Aim of the task.
Identify every line in the records below that contains the word "levélcím", and copy each of those lines.

....................

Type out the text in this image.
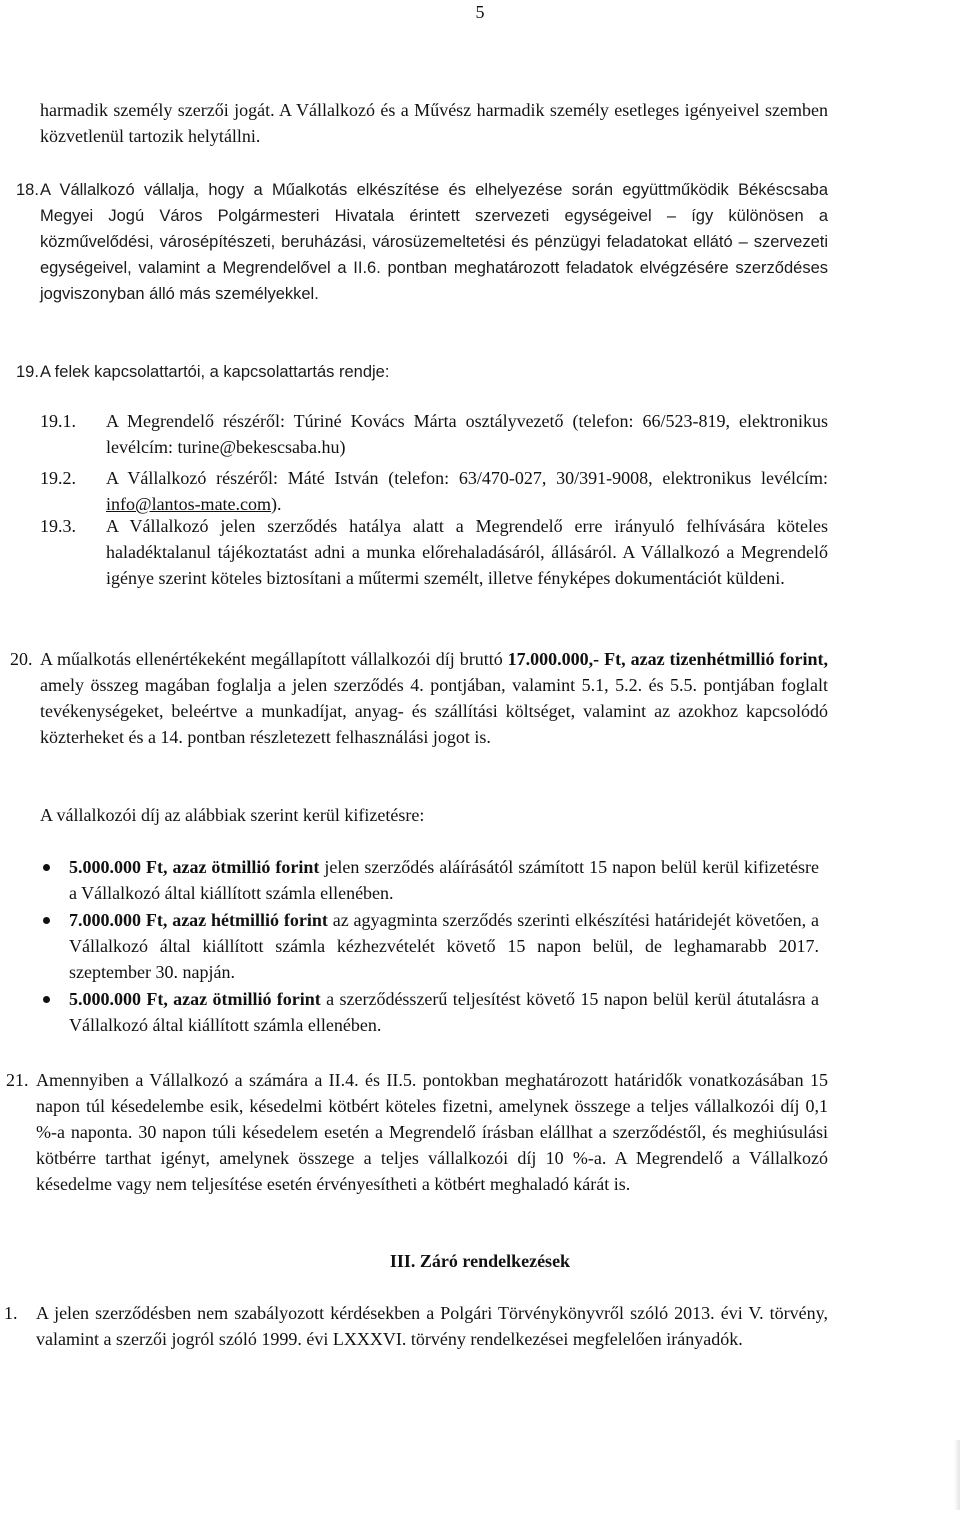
5
harmadik személy szerzői jogát. A Vállalkozó és a Művész harmadik személy esetleges igényeivel szemben közvetlenül tartozik helytállni.
18. A Vállalkozó vállalja, hogy a Műalkotás elkészítése és elhelyezése során együttműködik Békéscsaba Megyei Jogú Város Polgármesteri Hivatala érintett szervezeti egységeivel – így különösen a közművelődési, városépítészeti, beruházási, városüzemeltetési és pénzügyi feladatokat ellátó – szervezeti egységeivel, valamint a Megrendelővel a II.6. pontban meghatározott feladatok elvégzésére szerződéses jogviszonyban álló más személyekkel.
19. A felek kapcsolattartói, a kapcsolattartás rendje:
19.1. A Megrendelő részéről: Túriné Kovács Márta osztályvezető (telefon: 66/523-819, elektronikus levélcím: turine@bekescsaba.hu)
19.2. A Vállalkozó részéről: Máté István (telefon: 63/470-027, 30/391-9008, elektronikus levélcím: info@lantos-mate.com).
19.3. A Vállalkozó jelen szerződés hatálya alatt a Megrendelő erre irányuló felhívására köteles haladéktalanul tájékoztatást adni a munka előrehaladásáról, állásáról. A Vállalkozó a Megrendelő igénye szerint köteles biztosítani a műtermi személt, illetve fényképes dokumentációt küldeni.
20. A műalkotás ellenértékeként megállapított vállalkozói díj bruttó 17.000.000,- Ft, azaz tizenhétmillió forint, amely összeg magában foglalja a jelen szerződés 4. pontjában, valamint 5.1, 5.2. és 5.5. pontjában foglalt tevékenységeket, beleértve a munkadíjat, anyag- és szállítási költséget, valamint az azokhoz kapcsolódó közterheket és a 14. pontban részletezett felhasználási jogot is.
A vállalkozói díj az alábbiak szerint kerül kifizetésre:
5.000.000 Ft, azaz ötmillió forint jelen szerződés aláírásától számított 15 napon belül kerül kifizetésre a Vállalkozó által kiállított számla ellenében.
7.000.000 Ft, azaz hétmillió forint az agyagminta szerződés szerinti elkészítési határidejét követően, a Vállalkozó által kiállított számla kézhezvételét követő 15 napon belül, de leghamarabb 2017. szeptember 30. napján.
5.000.000 Ft, azaz ötmillió forint a szerződésszerű teljesítést követő 15 napon belül kerül átutalásra a Vállalkozó által kiállított számla ellenében.
21. Amennyiben a Vállalkozó a számára a II.4. és II.5. pontokban meghatározott határidők vonatkozásában 15 napon túl késedelembe esik, késedelmi kötbért köteles fizetni, amelynek összege a teljes vállalkozói díj 0,1 %-a naponta. 30 napon túli késedelem esetén a Megrendelő írásban elállhat a szerződéstől, és meghiúsulási kötbérre tarthat igényt, amelynek összege a teljes vállalkozói díj 10 %-a. A Megrendelő a Vállalkozó késedelme vagy nem teljesítése esetén érvényesítheti a kötbért meghaladó kárát is.
III. Záró rendelkezések
1. A jelen szerződésben nem szabályozott kérdésekben a Polgári Törvénykönyvről szóló 2013. évi V. törvény, valamint a szerzői jogról szóló 1999. évi LXXXVI. törvény rendelkezései megfelelően irányadók.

....................

Problem solution.
19.1. A Megrendelő részéről: Túriné Kovács Márta osztályvezető (telefon: 66/523-819, elektronikus levélcím: turine@bekescsaba.hu)
19.2. A Vállalkozó részéről: Máté István (telefon: 63/470-027, 30/391-9008, elektronikus levélcím: info@lantos-mate.com).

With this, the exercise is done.